-- Goal --
Copy the material line for line, beginning with its first line and ending after the line that contains "data-point-triangle <box>235 607".
--- start Listed records ---
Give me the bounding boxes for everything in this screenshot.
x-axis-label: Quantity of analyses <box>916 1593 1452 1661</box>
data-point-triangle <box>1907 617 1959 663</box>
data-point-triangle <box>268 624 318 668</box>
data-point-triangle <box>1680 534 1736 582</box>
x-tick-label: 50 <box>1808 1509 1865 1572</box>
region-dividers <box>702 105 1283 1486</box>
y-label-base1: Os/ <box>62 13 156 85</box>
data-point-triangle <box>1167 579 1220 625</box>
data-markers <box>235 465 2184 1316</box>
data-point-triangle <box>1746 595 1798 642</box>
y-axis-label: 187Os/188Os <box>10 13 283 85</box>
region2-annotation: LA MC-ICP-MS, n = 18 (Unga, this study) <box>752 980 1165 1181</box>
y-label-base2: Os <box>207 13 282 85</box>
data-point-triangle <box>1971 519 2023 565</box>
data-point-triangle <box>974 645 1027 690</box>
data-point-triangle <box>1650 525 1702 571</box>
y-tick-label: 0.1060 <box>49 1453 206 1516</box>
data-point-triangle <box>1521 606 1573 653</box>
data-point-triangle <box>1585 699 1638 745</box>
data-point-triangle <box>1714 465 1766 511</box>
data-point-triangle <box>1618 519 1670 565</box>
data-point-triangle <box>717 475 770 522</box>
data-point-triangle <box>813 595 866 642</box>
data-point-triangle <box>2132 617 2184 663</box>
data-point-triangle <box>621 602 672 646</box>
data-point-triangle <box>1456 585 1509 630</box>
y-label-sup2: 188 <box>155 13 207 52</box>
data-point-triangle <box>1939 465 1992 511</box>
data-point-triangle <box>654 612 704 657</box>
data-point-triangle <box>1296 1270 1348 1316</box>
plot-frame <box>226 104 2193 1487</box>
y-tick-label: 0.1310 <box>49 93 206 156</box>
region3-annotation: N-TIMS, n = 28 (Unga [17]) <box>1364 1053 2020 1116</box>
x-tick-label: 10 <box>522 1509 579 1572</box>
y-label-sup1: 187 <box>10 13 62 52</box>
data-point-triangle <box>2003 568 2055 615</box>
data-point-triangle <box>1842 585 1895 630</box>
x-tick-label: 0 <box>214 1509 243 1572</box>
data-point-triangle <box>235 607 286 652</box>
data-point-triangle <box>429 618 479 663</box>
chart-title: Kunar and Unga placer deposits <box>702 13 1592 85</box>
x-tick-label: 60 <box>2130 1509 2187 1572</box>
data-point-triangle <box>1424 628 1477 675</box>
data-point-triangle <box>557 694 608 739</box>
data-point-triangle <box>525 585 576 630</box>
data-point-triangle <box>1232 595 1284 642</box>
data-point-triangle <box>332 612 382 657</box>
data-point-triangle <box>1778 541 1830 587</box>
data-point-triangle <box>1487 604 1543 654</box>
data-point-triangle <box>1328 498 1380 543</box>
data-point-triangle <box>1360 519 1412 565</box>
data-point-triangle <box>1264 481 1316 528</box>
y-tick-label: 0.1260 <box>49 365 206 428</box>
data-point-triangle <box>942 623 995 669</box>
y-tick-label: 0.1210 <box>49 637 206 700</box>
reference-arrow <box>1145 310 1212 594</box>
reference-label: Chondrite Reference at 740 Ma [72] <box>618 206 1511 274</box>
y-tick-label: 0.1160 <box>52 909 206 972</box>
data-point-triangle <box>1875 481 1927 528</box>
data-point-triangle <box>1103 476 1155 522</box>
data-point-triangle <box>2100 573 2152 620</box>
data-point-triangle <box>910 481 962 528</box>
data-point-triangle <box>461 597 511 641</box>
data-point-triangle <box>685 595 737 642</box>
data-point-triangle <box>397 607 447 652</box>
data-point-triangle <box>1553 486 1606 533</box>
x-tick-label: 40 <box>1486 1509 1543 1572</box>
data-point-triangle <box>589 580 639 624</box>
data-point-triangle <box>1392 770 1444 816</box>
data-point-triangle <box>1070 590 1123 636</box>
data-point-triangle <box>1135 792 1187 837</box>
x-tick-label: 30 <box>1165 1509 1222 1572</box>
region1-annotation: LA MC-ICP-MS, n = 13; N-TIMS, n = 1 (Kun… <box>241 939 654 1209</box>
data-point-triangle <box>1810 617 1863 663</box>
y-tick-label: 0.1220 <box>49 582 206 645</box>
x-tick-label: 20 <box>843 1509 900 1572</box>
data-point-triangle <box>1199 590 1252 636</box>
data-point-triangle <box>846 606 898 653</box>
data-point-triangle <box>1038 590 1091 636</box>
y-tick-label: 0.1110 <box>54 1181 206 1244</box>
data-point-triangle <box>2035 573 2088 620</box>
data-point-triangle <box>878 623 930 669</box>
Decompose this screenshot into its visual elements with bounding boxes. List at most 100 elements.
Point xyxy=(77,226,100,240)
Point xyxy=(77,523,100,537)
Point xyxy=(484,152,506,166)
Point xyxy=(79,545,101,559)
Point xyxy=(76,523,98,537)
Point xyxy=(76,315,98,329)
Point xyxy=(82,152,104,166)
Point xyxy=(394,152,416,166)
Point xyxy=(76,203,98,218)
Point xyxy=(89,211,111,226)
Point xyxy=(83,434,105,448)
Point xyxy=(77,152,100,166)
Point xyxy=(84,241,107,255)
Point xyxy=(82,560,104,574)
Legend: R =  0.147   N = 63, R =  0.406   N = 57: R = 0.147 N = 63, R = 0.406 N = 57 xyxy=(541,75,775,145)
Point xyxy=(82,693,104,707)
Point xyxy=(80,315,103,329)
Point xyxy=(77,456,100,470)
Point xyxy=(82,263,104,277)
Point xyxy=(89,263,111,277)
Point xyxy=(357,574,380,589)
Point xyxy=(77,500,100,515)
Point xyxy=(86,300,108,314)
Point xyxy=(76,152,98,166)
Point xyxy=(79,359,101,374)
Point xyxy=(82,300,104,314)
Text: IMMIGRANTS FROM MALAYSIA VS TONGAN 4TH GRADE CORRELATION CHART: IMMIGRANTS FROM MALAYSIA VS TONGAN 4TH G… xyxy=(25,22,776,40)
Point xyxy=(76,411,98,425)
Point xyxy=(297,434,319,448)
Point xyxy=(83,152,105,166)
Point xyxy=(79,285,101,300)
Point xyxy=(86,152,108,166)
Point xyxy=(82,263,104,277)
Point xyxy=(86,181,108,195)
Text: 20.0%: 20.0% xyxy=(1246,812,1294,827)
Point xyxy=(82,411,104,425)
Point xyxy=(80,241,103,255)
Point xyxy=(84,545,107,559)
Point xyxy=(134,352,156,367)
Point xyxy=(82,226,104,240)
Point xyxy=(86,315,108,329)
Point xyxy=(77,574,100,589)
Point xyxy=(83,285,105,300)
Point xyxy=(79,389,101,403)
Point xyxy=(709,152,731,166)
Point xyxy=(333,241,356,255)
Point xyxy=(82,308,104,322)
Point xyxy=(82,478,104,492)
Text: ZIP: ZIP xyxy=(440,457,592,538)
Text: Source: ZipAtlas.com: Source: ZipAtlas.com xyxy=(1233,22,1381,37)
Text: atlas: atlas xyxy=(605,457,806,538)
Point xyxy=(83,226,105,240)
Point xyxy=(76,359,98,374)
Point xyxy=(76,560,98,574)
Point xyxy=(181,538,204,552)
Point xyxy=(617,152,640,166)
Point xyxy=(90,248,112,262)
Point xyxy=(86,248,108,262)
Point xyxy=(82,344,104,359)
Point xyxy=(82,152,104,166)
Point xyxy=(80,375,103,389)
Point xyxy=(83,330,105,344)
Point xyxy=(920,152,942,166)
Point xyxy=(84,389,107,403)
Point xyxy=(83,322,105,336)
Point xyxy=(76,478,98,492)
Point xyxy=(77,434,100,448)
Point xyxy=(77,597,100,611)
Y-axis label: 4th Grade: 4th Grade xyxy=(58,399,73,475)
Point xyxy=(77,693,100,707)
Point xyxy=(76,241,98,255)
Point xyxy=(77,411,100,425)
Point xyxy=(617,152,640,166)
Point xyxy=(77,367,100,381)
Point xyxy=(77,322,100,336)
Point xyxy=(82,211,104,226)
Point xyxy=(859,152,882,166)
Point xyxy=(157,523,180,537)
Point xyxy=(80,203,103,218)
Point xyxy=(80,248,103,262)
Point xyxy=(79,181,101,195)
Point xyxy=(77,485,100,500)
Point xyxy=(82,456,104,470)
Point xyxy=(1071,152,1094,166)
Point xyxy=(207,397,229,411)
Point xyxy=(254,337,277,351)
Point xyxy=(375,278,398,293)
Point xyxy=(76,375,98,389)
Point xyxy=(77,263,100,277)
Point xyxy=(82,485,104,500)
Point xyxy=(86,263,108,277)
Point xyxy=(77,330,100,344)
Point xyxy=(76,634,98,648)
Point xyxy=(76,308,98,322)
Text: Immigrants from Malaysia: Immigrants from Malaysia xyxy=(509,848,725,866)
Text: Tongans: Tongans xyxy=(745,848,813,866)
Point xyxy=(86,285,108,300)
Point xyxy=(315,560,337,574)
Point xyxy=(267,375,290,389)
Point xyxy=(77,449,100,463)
--- end Listed records ---
-- Task response --
Give me the bounding boxes for everything in this screenshot.
x-axis-label: Quantity of analyses <box>916 1593 1452 1661</box>
data-point-triangle <box>1907 617 1959 663</box>
data-point-triangle <box>268 624 318 668</box>
data-point-triangle <box>1680 534 1736 582</box>
x-tick-label: 50 <box>1808 1509 1865 1572</box>
region-dividers <box>702 105 1283 1486</box>
y-label-base1: Os/ <box>62 13 156 85</box>
data-point-triangle <box>1167 579 1220 625</box>
data-markers <box>235 465 2184 1316</box>
data-point-triangle <box>1746 595 1798 642</box>
y-axis-label: 187Os/188Os <box>10 13 283 85</box>
region2-annotation: LA MC-ICP-MS, n = 18 (Unga, this study) <box>752 980 1165 1181</box>
y-label-base2: Os <box>207 13 282 85</box>
data-point-triangle <box>1971 519 2023 565</box>
data-point-triangle <box>974 645 1027 690</box>
data-point-triangle <box>1650 525 1702 571</box>
y-tick-label: 0.1060 <box>49 1453 206 1516</box>
data-point-triangle <box>1521 606 1573 653</box>
data-point-triangle <box>1585 699 1638 745</box>
data-point-triangle <box>1714 465 1766 511</box>
data-point-triangle <box>1618 519 1670 565</box>
data-point-triangle <box>717 475 770 522</box>
data-point-triangle <box>813 595 866 642</box>
data-point-triangle <box>2132 617 2184 663</box>
data-point-triangle <box>621 602 672 646</box>
data-point-triangle <box>1456 585 1509 630</box>
y-label-sup2: 188 <box>155 13 207 52</box>
data-point-triangle <box>1939 465 1992 511</box>
data-point-triangle <box>654 612 704 657</box>
data-point-triangle <box>1296 1270 1348 1316</box>
plot-frame <box>226 104 2193 1487</box>
y-tick-label: 0.1310 <box>49 93 206 156</box>
region3-annotation: N-TIMS, n = 28 (Unga [17]) <box>1364 1053 2020 1116</box>
x-tick-label: 10 <box>522 1509 579 1572</box>
y-label-sup1: 187 <box>10 13 62 52</box>
data-point-triangle <box>2003 568 2055 615</box>
data-point-triangle <box>1842 585 1895 630</box>
x-tick-label: 0 <box>214 1509 243 1572</box>
data-point-triangle <box>235 607 286 652</box>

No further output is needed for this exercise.